Layout annotation data ▸
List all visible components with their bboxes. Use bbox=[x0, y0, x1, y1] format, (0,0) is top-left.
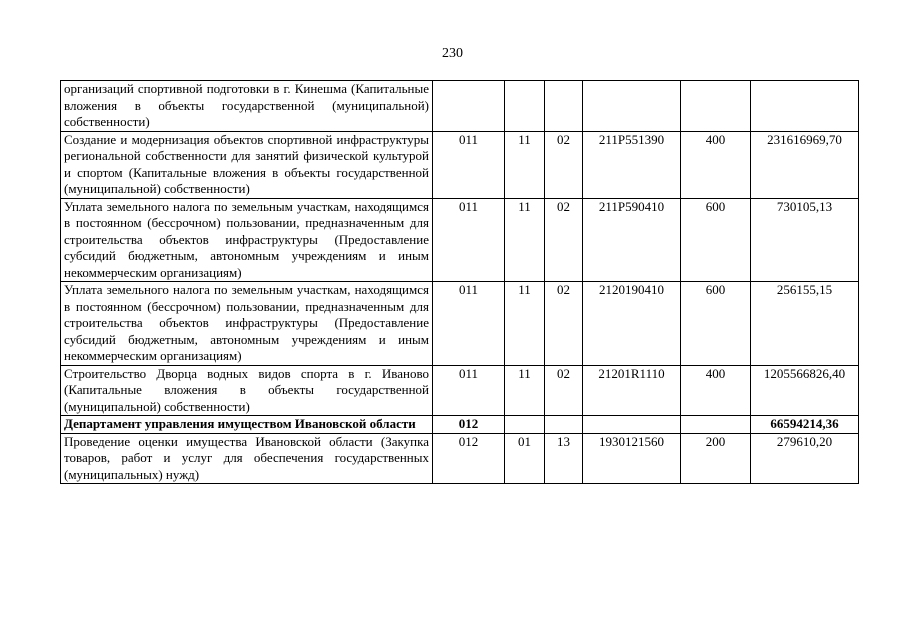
row-description: Создание и модернизация объектов спортивной инфраструктуры региональной собственности для занятий физической культурой и спортом (Капитальные вложения в объекты государственной (муниципальной) собственности) bbox=[61, 131, 433, 198]
row-target-article: 2120190410 bbox=[583, 282, 681, 366]
row-subsection-code: 02 bbox=[545, 131, 583, 198]
row-ministry-code: 011 bbox=[433, 365, 505, 416]
row-section-code: 11 bbox=[505, 131, 545, 198]
row-target-article: 211P590410 bbox=[583, 198, 681, 282]
row-section-code bbox=[505, 81, 545, 132]
row-ministry-code: 011 bbox=[433, 282, 505, 366]
row-amount: 256155,15 bbox=[751, 282, 859, 366]
row-subsection-code: 02 bbox=[545, 282, 583, 366]
row-ministry-code: 012 bbox=[433, 416, 505, 434]
table-row bbox=[61, 81, 859, 132]
row-amount: 730105,13 bbox=[751, 198, 859, 282]
table-row bbox=[61, 198, 859, 282]
row-expense-type bbox=[681, 416, 751, 434]
row-expense-type: 600 bbox=[681, 282, 751, 366]
row-amount: 66594214,36 bbox=[751, 416, 859, 434]
row-subsection-code: 02 bbox=[545, 198, 583, 282]
row-section-code: 01 bbox=[505, 433, 545, 484]
page-number: 230 bbox=[442, 46, 463, 61]
row-section-code: 11 bbox=[505, 282, 545, 366]
row-target-article bbox=[583, 416, 681, 434]
row-description: Проведение оценки имущества Ивановской области (Закупка товаров, работ и услуг для обеспечения государственных (муниципальных) нужд) bbox=[61, 433, 433, 484]
row-expense-type: 600 bbox=[681, 198, 751, 282]
table-row bbox=[61, 365, 859, 416]
row-ministry-code: 011 bbox=[433, 198, 505, 282]
row-target-article: 211P551390 bbox=[583, 131, 681, 198]
row-amount bbox=[751, 81, 859, 132]
row-amount: 231616969,70 bbox=[751, 131, 859, 198]
row-expense-type: 200 bbox=[681, 433, 751, 484]
row-subsection-code: 13 bbox=[545, 433, 583, 484]
table-row bbox=[61, 433, 859, 484]
row-target-article bbox=[583, 81, 681, 132]
table-row bbox=[61, 131, 859, 198]
row-ministry-code bbox=[433, 81, 505, 132]
row-amount: 1205566826,40 bbox=[751, 365, 859, 416]
table-row bbox=[61, 416, 859, 434]
table-body bbox=[61, 81, 859, 484]
row-description: Уплата земельного налога по земельным участкам, находящимся в постоянном (бессрочном) пользовании, предназначенным для строительства объектов инфраструктуры (Предоставление субсидий бюджетным, автономным учреждениям и иным некоммерческим организациям) bbox=[61, 198, 433, 282]
row-target-article: 1930121560 bbox=[583, 433, 681, 484]
row-section-code bbox=[505, 416, 545, 434]
row-target-article: 21201R1110 bbox=[583, 365, 681, 416]
row-amount: 279610,20 bbox=[751, 433, 859, 484]
row-subsection-code bbox=[545, 416, 583, 434]
table-row bbox=[61, 282, 859, 366]
row-description: Департамент управления имуществом Ивановской области bbox=[61, 416, 433, 434]
row-expense-type: 400 bbox=[681, 365, 751, 416]
row-description: Строительство Дворца водных видов спорта в г. Иваново (Капитальные вложения в объекты государственной (муниципальной) собственности) bbox=[61, 365, 433, 416]
row-subsection-code: 02 bbox=[545, 365, 583, 416]
row-section-code: 11 bbox=[505, 365, 545, 416]
row-description: Уплата земельного налога по земельным участкам, находящимся в постоянном (бессрочном) пользовании, предназначенным для строительства объектов инфраструктуры (Предоставление субсидий бюджетным, автономным учреждениям и иным некоммерческим организациям) bbox=[61, 282, 433, 366]
row-description: организаций спортивной подготовки в г. Кинешма (Капитальные вложения в объекты государственной (муниципальной) собственности) bbox=[61, 81, 433, 132]
row-section-code: 11 bbox=[505, 198, 545, 282]
row-subsection-code bbox=[545, 81, 583, 132]
row-expense-type bbox=[681, 81, 751, 132]
row-ministry-code: 012 bbox=[433, 433, 505, 484]
row-expense-type: 400 bbox=[681, 131, 751, 198]
budget-table bbox=[60, 80, 859, 484]
row-ministry-code: 011 bbox=[433, 131, 505, 198]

GOAL OF THE EXERCISE ▸ Please turn all of the entries above into a numbered list, skipping blank lines and leaving the pictures out.

THE RESULT ▸
1. List all visible components with their bboxes. Use bbox=[x0, y0, x1, y1] format, (0,0) is top-left.
2. row-description: Создание и модернизация объектов спортивной инфраструктуры региональной собственности для занятий физической культурой и спортом (Капитальные вложения в объекты государственной (муниципальной) собственности) bbox=[61, 131, 433, 198]
3. row-target-article: 2120190410 bbox=[583, 282, 681, 366]
4. row-subsection-code: 02 bbox=[545, 131, 583, 198]
5. row-ministry-code: 011 bbox=[433, 365, 505, 416]
6. row-section-code: 11 bbox=[505, 131, 545, 198]
7. row-target-article: 211P590410 bbox=[583, 198, 681, 282]
8. row-section-code bbox=[505, 81, 545, 132]
9. row-ministry-code: 011 bbox=[433, 282, 505, 366]
10. row-amount: 256155,15 bbox=[751, 282, 859, 366]
11. row-subsection-code: 02 bbox=[545, 282, 583, 366]
12. row-ministry-code: 012 bbox=[433, 416, 505, 434]
13. table-row bbox=[61, 81, 859, 132]
14. row-amount: 730105,13 bbox=[751, 198, 859, 282]
15. table-row bbox=[61, 198, 859, 282]
16. row-expense-type bbox=[681, 416, 751, 434]
17. row-expense-type: 600 bbox=[681, 282, 751, 366]
18. row-amount: 66594214,36 bbox=[751, 416, 859, 434]
19. row-subsection-code: 02 bbox=[545, 198, 583, 282]
20. row-section-code: 01 bbox=[505, 433, 545, 484]
21. page-number: 230 bbox=[442, 46, 463, 61]
22. row-section-code: 11 bbox=[505, 282, 545, 366]
23. row-target-article bbox=[583, 416, 681, 434]
24. row-description: Проведение оценки имущества Ивановской области (Закупка товаров, работ и услуг для обеспечения государственных (муниципальных) нужд) bbox=[61, 433, 433, 484]
25. row-expense-type: 600 bbox=[681, 198, 751, 282]
26. table-row bbox=[61, 365, 859, 416]
27. row-ministry-code: 011 bbox=[433, 198, 505, 282]
28. row-target-article: 211P551390 bbox=[583, 131, 681, 198]
29. row-amount bbox=[751, 81, 859, 132]
30. row-amount: 231616969,70 bbox=[751, 131, 859, 198]
31. row-expense-type: 200 bbox=[681, 433, 751, 484]
32. row-subsection-code: 13 bbox=[545, 433, 583, 484]
33. table-row bbox=[61, 433, 859, 484]
34. row-target-article bbox=[583, 81, 681, 132]
35. table-row bbox=[61, 131, 859, 198]
36. row-ministry-code bbox=[433, 81, 505, 132]
37. row-amount: 1205566826,40 bbox=[751, 365, 859, 416]
38. table-row bbox=[61, 416, 859, 434]
39. table-body bbox=[61, 81, 859, 484]
40. row-description: Уплата земельного налога по земельным участкам, находящимся в постоянном (бессрочном) пользовании, предназначенным для строительства объектов инфраструктуры (Предоставление субсидий бюджетным, автономным учреждениям и иным некоммерческим организациям) bbox=[61, 198, 433, 282]
41. row-target-article: 1930121560 bbox=[583, 433, 681, 484]
42. row-section-code bbox=[505, 416, 545, 434]
43. row-target-article: 21201R1110 bbox=[583, 365, 681, 416]
44. row-amount: 279610,20 bbox=[751, 433, 859, 484]
45. row-subsection-code bbox=[545, 416, 583, 434]
46. table-row bbox=[61, 282, 859, 366]
47. row-description: Департамент управления имуществом Ивановской области bbox=[61, 416, 433, 434]
48. row-expense-type: 400 bbox=[681, 365, 751, 416]
49. row-description: Строительство Дворца водных видов спорта в г. Иваново (Капитальные вложения в объекты государственной (муниципальной) собственности) bbox=[61, 365, 433, 416]
50. row-subsection-code: 02 bbox=[545, 365, 583, 416]
51. row-section-code: 11 bbox=[505, 365, 545, 416]
52. row-description: Уплата земельного налога по земельным участкам, находящимся в постоянном (бессрочном) пользовании, предназначенным для строительства объектов инфраструктуры (Предоставление субсидий бюджетным, автономным учреждениям и иным некоммерческим организациям) bbox=[61, 282, 433, 366]
53. row-description: организаций спортивной подготовки в г. Кинешма (Капитальные вложения в объекты государственной (муниципальной) собственности) bbox=[61, 81, 433, 132]
54. row-section-code: 11 bbox=[505, 198, 545, 282]
55. row-subsection-code bbox=[545, 81, 583, 132]
56. row-expense-type bbox=[681, 81, 751, 132]
57. row-ministry-code: 012 bbox=[433, 433, 505, 484]
58. row-expense-type: 400 bbox=[681, 131, 751, 198]
59. budget-table bbox=[60, 80, 859, 484]
60. row-ministry-code: 011 bbox=[433, 131, 505, 198]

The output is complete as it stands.